TASK TO COMPLETE
Give only the number of lines in these records that contain the word "engagement".

ITEMS

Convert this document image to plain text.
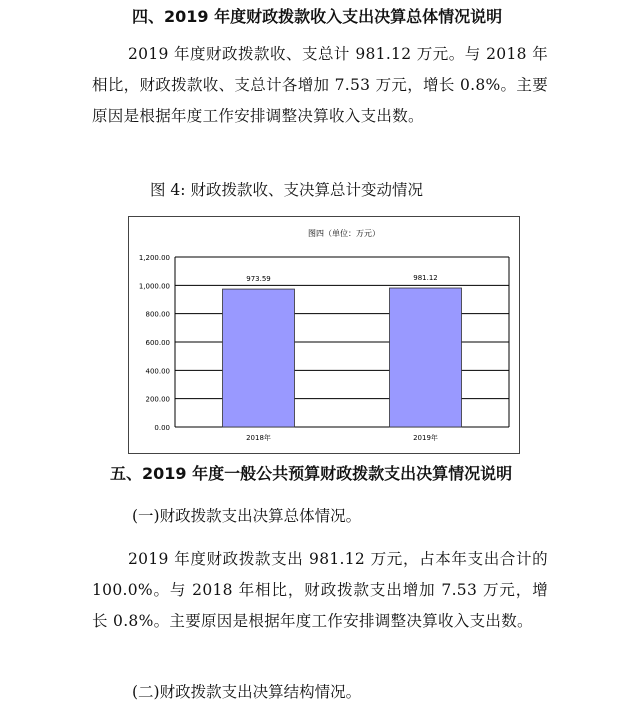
四、2019 年度财政拨款收入支出决算总体情况说明

2019 年度财政拨款收、支总计 981.12 万元。与 2018 年相比，财政拨款收、支总计各增加 7.53 万元，增长 0.8%。主要原因是根据年度工作安排调整决算收入支出数。

图 4: 财政拨款收、支决算总计变动情况
图四（单位：万元）
0.00
200.00
400.00
600.00
800.00
1,000.00
1,200.00
973.59	981.12
2018年	2019年
五、2019 年度一般公共预算财政拨款支出决算情况说明
(一)财政拨款支出决算总体情况。

2019 年度财政拨款支出 981.12 万元，占本年支出合计的 100.0%。与 2018 年相比，财政拨款支出增加 7.53 万元，增长 0.8%。主要原因是根据年度工作安排调整决算收入支出数。

(二)财政拨款支出决算结构情况。
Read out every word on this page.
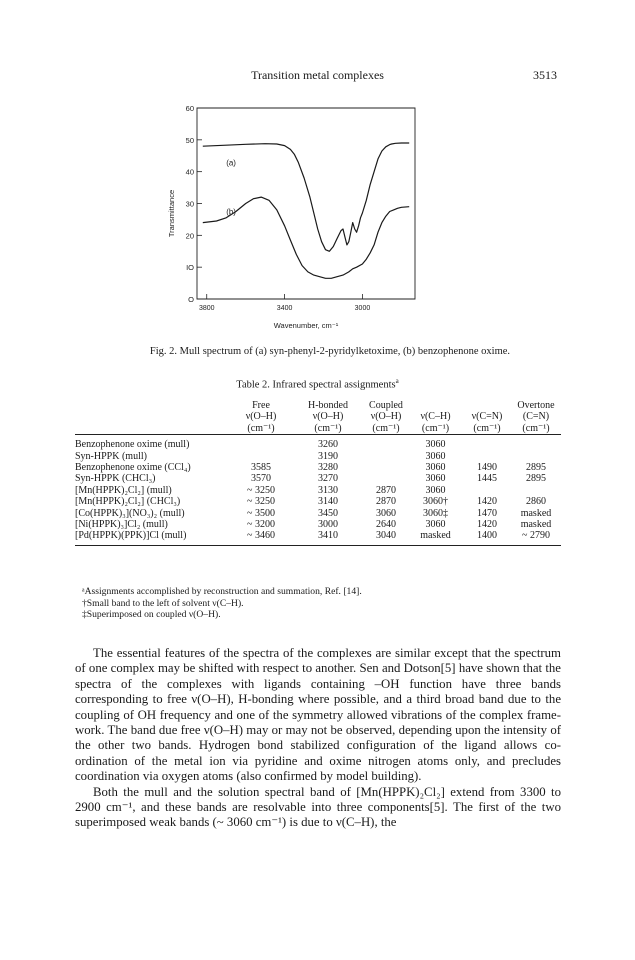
Transition metal complexes	3513
O
IO
20
30
40
50
60
3800	3400	3000
Wavenumber, cm⁻¹
Transmittance
(a)
(b)
Fig. 2. Mull spectrum of (a) syn-phenyl-2-pyridylketoxime, (b) benzophenone oxime.
Table 2. Infrared spectral assignments$^a$
	Free	H-bonded	Coupled			Overtone
	ν(O–H)	ν(O–H)	ν(O–H)	ν(C–H)	ν(C=N)	(C=N)
	(cm⁻¹)	(cm⁻¹)	(cm⁻¹)	(cm⁻¹)	(cm⁻¹)	(cm⁻¹)

Benzophenone oxime (mull)		3260		3060		
Syn-HPPK (mull)		3190		3060		
Benzophenone oxime (CCl₄)	3585	3280		3060	1490	2895
Syn-HPPK (CHCl₃)	3570	3270		3060	1445	2895
[Mn(HPPK)₂Cl₂] (mull)	~ 3250	3130	2870	3060		
[Mn(HPPK)₂Cl₂] (CHCl₃)	~ 3250	3140	2870	3060†	1420	2860
[Co(HPPK)₃](NO₃)₂ (mull)	~ 3500	3450	3060	3060‡	1470	masked
[Ni(HPPK)₃]Cl₂ (mull)	~ 3200	3000	2640	3060	1420	masked
[Pd(HPPK)(PPK)]Cl (mull)	~ 3460	3410	3040	masked	1400	~ 2790

ᵃAssignments accomplished by reconstruction and summation, Ref. [14].
†Small band to the left of solvent ν(C–H).
‡Superimposed on coupled ν(O–H).

The essential features of the spectra of the complexes are similar except that the spectrum of one complex may be shifted with respect to another. Sen and Dotson[5] have shown that the spectra of the complexes with ligands containing –OH function have three bands corresponding to free ν(O–H), H-bonding where possible, and a third broad band due to the coupling of OH frequency and one of the symmetry allowed vibrations of the complex frame-work. The band due free ν(O–H) may or may not be observed, depending upon the intensity of the other two bands. Hydrogen bond stabilized configuration of the ligand allows co-ordination of the metal ion via pyridine and oxime nitrogen atoms only, and precludes coordination via oxygen atoms (also confirmed by model building).

Both the mull and the solution spectral band of [Mn(HPPK)₂Cl₂] extend from 3300 to 2900 cm⁻¹, and these bands are resolvable into three components[5]. The first of the two superimposed weak bands (~ 3060 cm⁻¹) is due to ν(C–H), the
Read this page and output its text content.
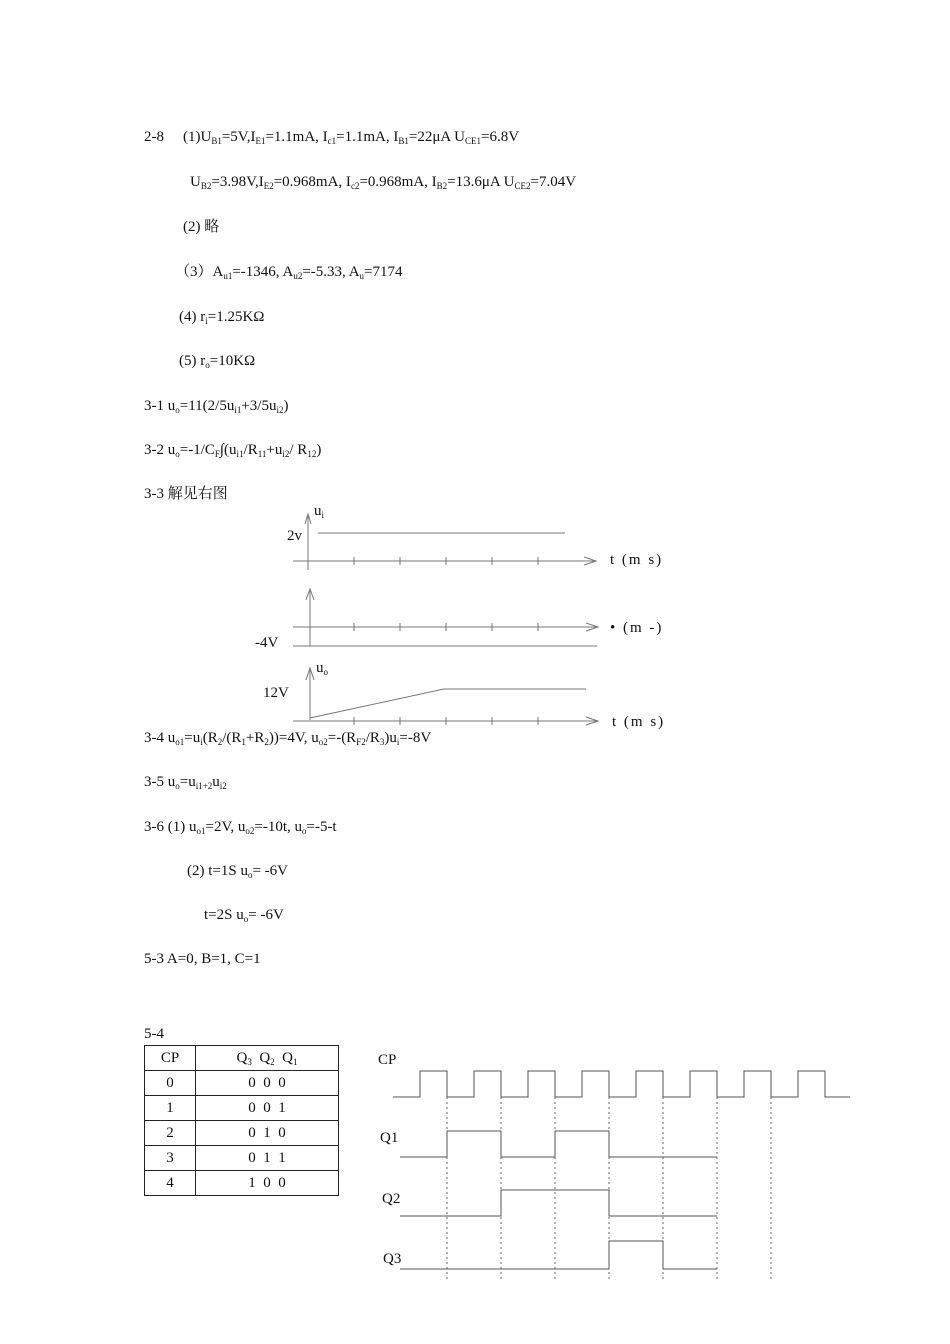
2-8 $(1)U_{B1}=5V,I_{E1}=1.1mA$, $I_{c1}=1.1mA$, $I_{B1}=22\mu A$ $U_{CE1}=6.8V$
$U_{B2}=3.98V,I_{E2}=0.968mA$, $I_{c2}=0.968mA$, $I_{B2}=13.6\mu A$ $U_{CE2}=7.04V$
(2) 略
$(3)A_{u1}=-1346$, $A_{u2}=-5.33$, $A_u=7174$
(4) $r_i=1.25K\Omega$
(5) $r_o=10K\Omega$
3-1 $u_o=11(2/5u_{i1}+3/5u_{i2})$
3-2 $u_o=-1/C_F\int(u_{i1}/R_{11}+u_{i2}/$ $R_{12}$)
3-3 解见右图
$u_i$
2v
t (m s)
• (m -)
-4V
$u_o$
12V
t (m s)
3-4 $u_{o1}=u_i(R_2/(R_1+R_2))=4V$, $u_{o2}=-(R_{F2}/R_3)u_i=-8V$
3-5 $u_o=u_{i1+2}u_{i2}$
3-6 (1) $u_{o1}=2V$, $u_{o2}=-10t$, $u_o=-5-t$
(2) t=1S $u_o= -6V$
t=2S $u_o= -6V$
5-3 A=0, B=1, C=1
5-4
CP	$Q_3$ $Q_2$ $Q_1$
0	0  0  0
1	0  0  1
2	0  1  0
3	0  1  1
4	1  0  0
CP
Q1
Q2
Q3
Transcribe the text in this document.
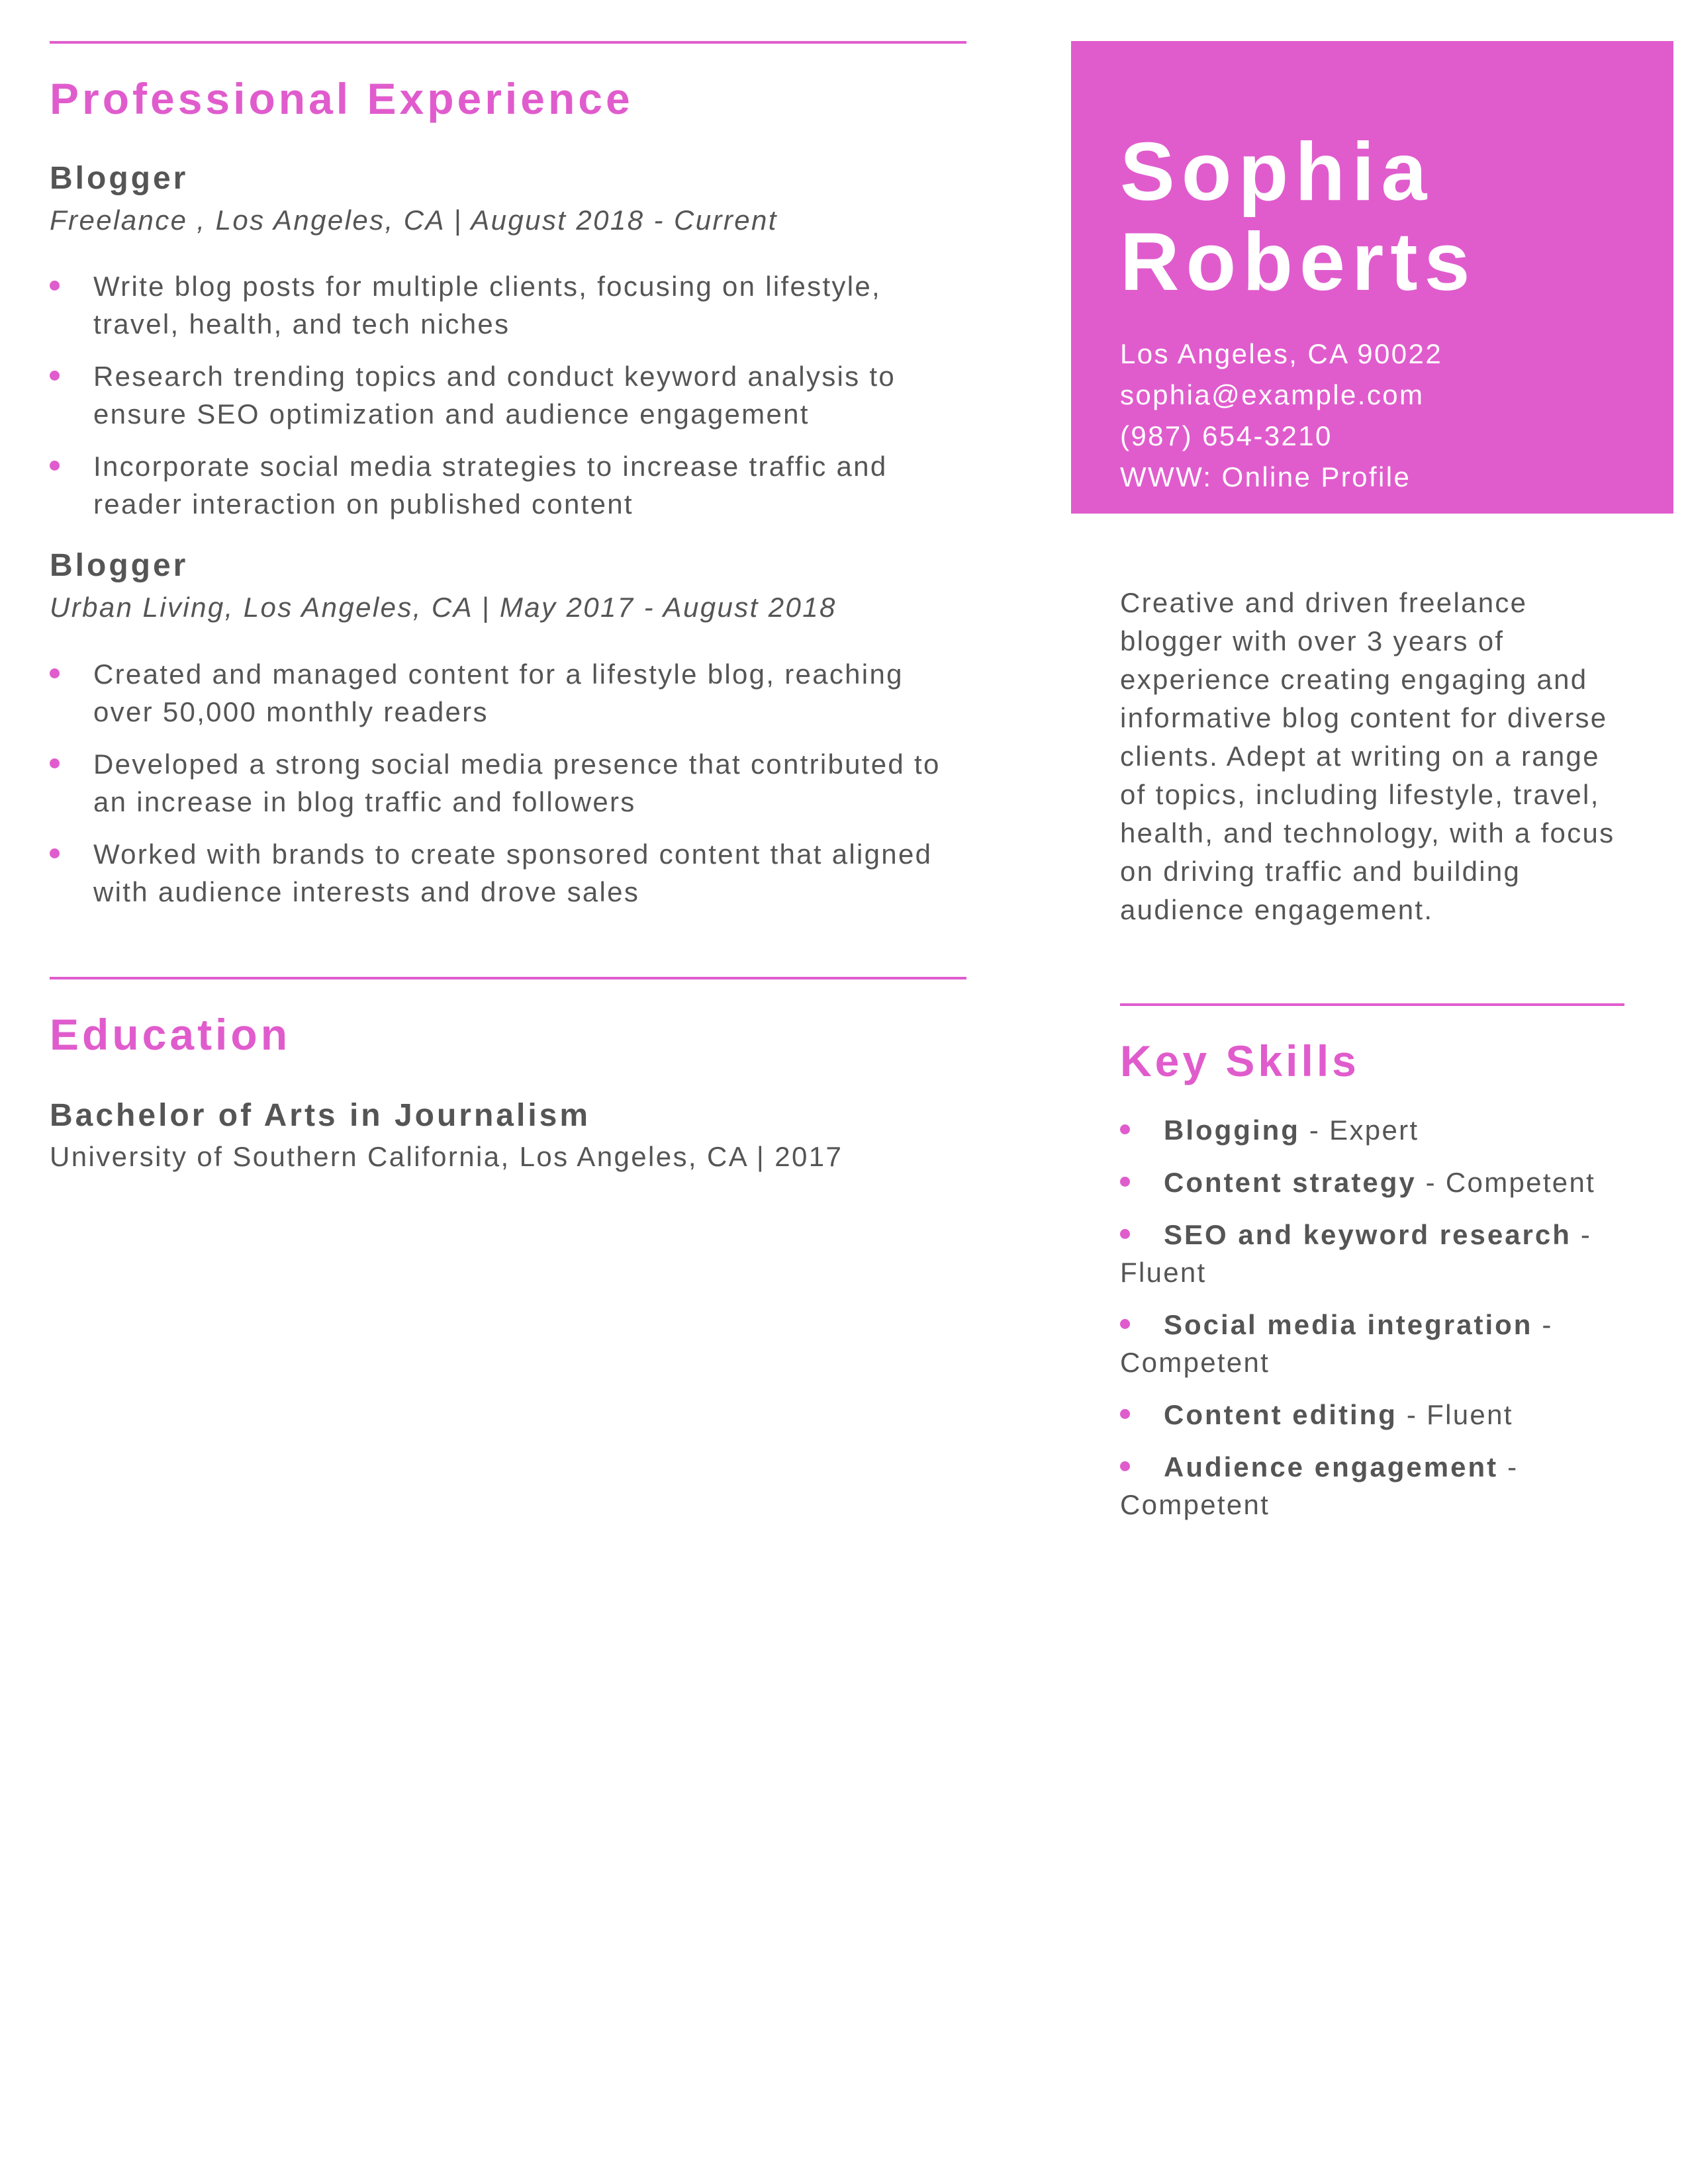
Professional Experience
Blogger

Freelance , Los Angeles, CA | August 2018 - Current

Write blog posts for multiple clients, focusing on lifestyle, travel, health, and tech niches
Research trending topics and conduct keyword analysis to ensure SEO optimization and audience engagement
Incorporate social media strategies to increase traffic and reader interaction on published content
Blogger

Urban Living, Los Angeles, CA | May 2017 - August 2018

Created and managed content for a lifestyle blog, reaching over 50,000 monthly readers
Developed a strong social media presence that contributed to an increase in blog traffic and followers
Worked with brands to create sponsored content that aligned with audience interests and drove sales
Education
Bachelor of Arts in Journalism

University of Southern California, Los Angeles, CA | 2017

Sophia
Roberts
Los Angeles, CA 90022
sophia@example.com
(987) 654-3210
WWW: Online Profile

Creative and driven freelance blogger with over 3 years of experience creating engaging and informative blog content for diverse clients. Adept at writing on a range of topics, including lifestyle, travel, health, and technology, with a focus on driving traffic and building audience engagement.

Key Skills
Blogging - Expert
Content strategy - Competent
SEO and keyword research - Fluent
Social media integration - Competent
Content editing - Fluent
Audience engagement - Competent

OUTPUT FOR THIS TASK
3